## DATA PROVIDED
⁂

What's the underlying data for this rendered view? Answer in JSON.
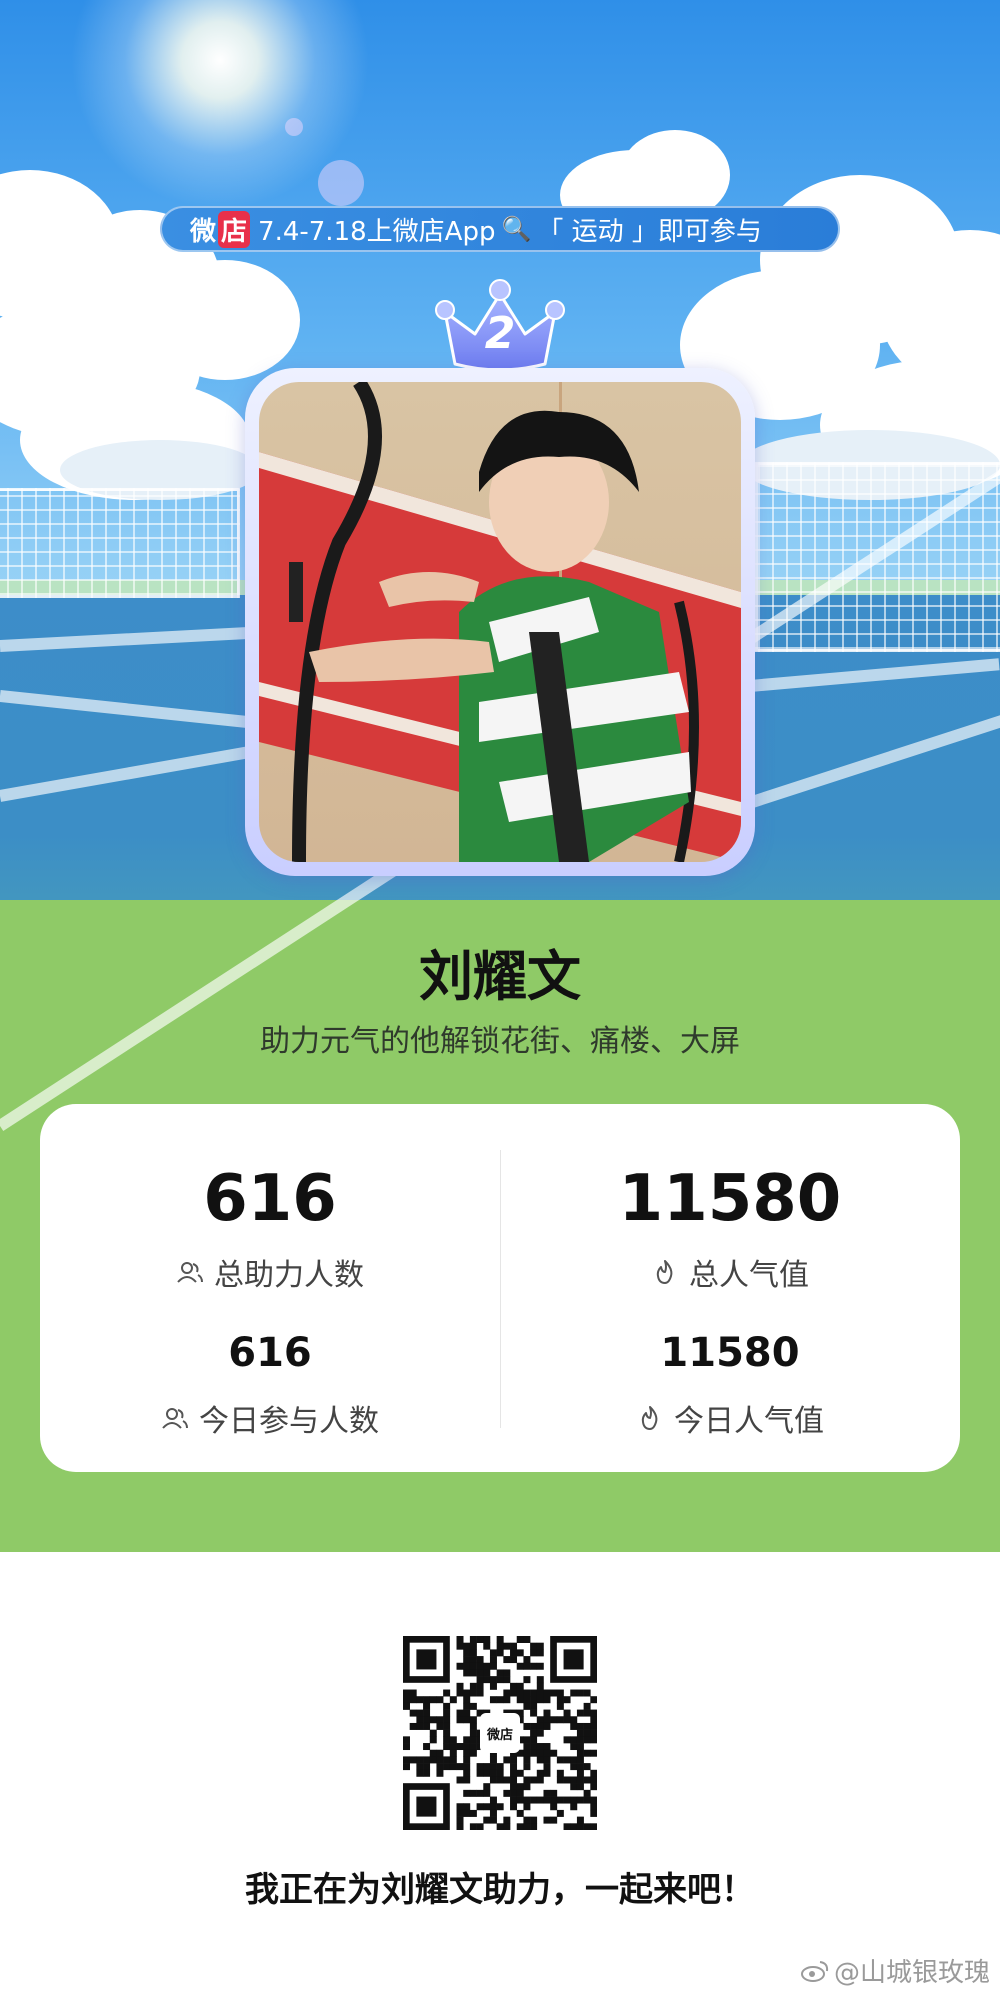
{
  "banner": {
    "logo_a": "微",
    "logo_b": "店",
    "text": "7.4-7.18上微店App",
    "search_glyph": "🔍",
    "keyword": "「 运动 」即可参与"
  },
  "rank": "2",
  "name": "刘耀文",
  "tagline": "助力元气的他解锁花街、痛楼、大屏",
  "stats": {
    "total_supporters_value": "616",
    "total_supporters_label": "总助力人数",
    "total_popularity_value": "11580",
    "total_popularity_label": "总人气值",
    "today_participants_value": "616",
    "today_participants_label": "今日参与人数",
    "today_popularity_value": "11580",
    "today_popularity_label": "今日人气值"
  },
  "qr": {
    "center_label": "微店"
  },
  "invite": "我正在为刘耀文助力，一起来吧！",
  "watermark": "@山城银玫瑰",
  "colors": {
    "sky": "#5fb2f2",
    "court_blue": "#3d8dc9",
    "court_green": "#8fca67",
    "crown": "#7d8cf6",
    "brand_red": "#e8304a"
  }
}
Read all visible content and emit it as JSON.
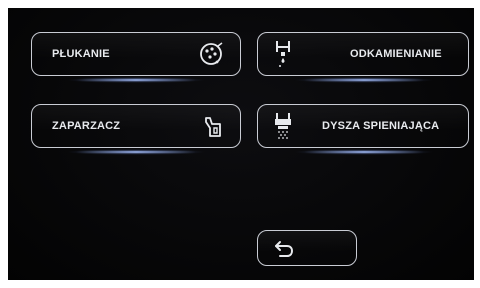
{
  "menu": {
    "items": [
      {
        "label": "PŁUKANIE",
        "icon": "rinse-icon"
      },
      {
        "label": "ODKAMIENIANIE",
        "icon": "descale-icon"
      },
      {
        "label": "ZAPARZACZ",
        "icon": "brew-unit-icon"
      },
      {
        "label": "DYSZA SPIENIAJĄCA",
        "icon": "frother-nozzle-icon"
      }
    ]
  },
  "back_button": {
    "icon": "back-arrow-icon"
  },
  "colors": {
    "screen_background": "#060607",
    "outline": "#c9ccd4",
    "text": "#e8eaee",
    "glow": "#aac3ff"
  }
}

⁂

## OBJECTIVE
Take the lines from the one that contains "Read all visible content and emit it as JSON." down to the last line of the listing above, both included, and set them down exactly, leaving out pictures.

## SOLUTION FOR THIS EXERCISE
Read all visible content and emit it as JSON.
{
  "menu": {
    "items": [
      {
        "label": "PŁUKANIE",
        "icon": "rinse-icon"
      },
      {
        "label": "ODKAMIENIANIE",
        "icon": "descale-icon"
      },
      {
        "label": "ZAPARZACZ",
        "icon": "brew-unit-icon"
      },
      {
        "label": "DYSZA SPIENIAJĄCA",
        "icon": "frother-nozzle-icon"
      }
    ]
  },
  "back_button": {
    "icon": "back-arrow-icon"
  },
  "colors": {
    "screen_background": "#060607",
    "outline": "#c9ccd4",
    "text": "#e8eaee",
    "glow": "#aac3ff"
  }
}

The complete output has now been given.